● Work instructions
Write out all of the entries exactly, please.

====

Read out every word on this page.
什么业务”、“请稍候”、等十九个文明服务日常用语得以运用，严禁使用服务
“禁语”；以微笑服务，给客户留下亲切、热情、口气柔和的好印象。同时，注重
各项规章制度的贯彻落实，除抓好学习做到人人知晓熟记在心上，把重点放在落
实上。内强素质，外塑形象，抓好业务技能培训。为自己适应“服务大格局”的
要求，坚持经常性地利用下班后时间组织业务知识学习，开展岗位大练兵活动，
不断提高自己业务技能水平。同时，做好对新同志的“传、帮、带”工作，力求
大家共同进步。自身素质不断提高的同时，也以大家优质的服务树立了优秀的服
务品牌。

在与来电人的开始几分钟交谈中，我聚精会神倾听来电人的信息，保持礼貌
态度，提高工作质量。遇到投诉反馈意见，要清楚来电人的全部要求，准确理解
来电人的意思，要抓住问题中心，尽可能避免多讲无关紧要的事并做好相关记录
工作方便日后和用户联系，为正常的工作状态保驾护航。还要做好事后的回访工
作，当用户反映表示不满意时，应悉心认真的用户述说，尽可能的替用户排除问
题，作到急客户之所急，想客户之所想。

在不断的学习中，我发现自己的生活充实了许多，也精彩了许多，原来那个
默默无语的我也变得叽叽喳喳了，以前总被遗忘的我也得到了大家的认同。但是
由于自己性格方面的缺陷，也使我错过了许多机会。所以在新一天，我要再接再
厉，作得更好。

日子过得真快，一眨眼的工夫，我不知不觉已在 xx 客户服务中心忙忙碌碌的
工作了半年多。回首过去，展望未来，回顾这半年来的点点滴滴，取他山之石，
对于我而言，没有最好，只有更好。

====

● The completed task
Read out every word on this page.
什么业务”、“请稍候”、等十九个文明服务日常用语得以运用，严禁使用服务
“禁语”；以微笑服务，给客户留下亲切、热情、口气柔和的好印象。同时，注重
各项规章制度的贯彻落实，除抓好学习做到人人知晓熟记在心上，把重点放在落
实上。内强素质，外塑形象，抓好业务技能培训。为自己适应“服务大格局”的
要求，坚持经常性地利用下班后时间组织业务知识学习，开展岗位大练兵活动，
不断提高自己业务技能水平。同时，做好对新同志的“传、帮、带”工作，力求
大家共同进步。自身素质不断提高的同时，也以大家优质的服务树立了优秀的服
务品牌。

在与来电人的开始几分钟交谈中，我聚精会神倾听来电人的信息，保持礼貌
态度，提高工作质量。遇到投诉反馈意见，要清楚来电人的全部要求，准确理解
来电人的意思，要抓住问题中心，尽可能避免多讲无关紧要的事并做好相关记录
工作方便日后和用户联系，为正常的工作状态保驾护航。还要做好事后的回访工
作，当用户反映表示不满意时，应悉心认真的用户述说，尽可能的替用户排除问
题，作到急客户之所急，想客户之所想。

在不断的学习中，我发现自己的生活充实了许多，也精彩了许多，原来那个
默默无语的我也变得叽叽喳喳了，以前总被遗忘的我也得到了大家的认同。但是
由于自己性格方面的缺陷，也使我错过了许多机会。所以在新一天，我要再接再
厉，作得更好。

日子过得真快，一眨眼的工夫，我不知不觉已在 xx 客户服务中心忙忙碌碌的
工作了半年多。回首过去，展望未来，回顾这半年来的点点滴滴，取他山之石，
对于我而言，没有最好，只有更好。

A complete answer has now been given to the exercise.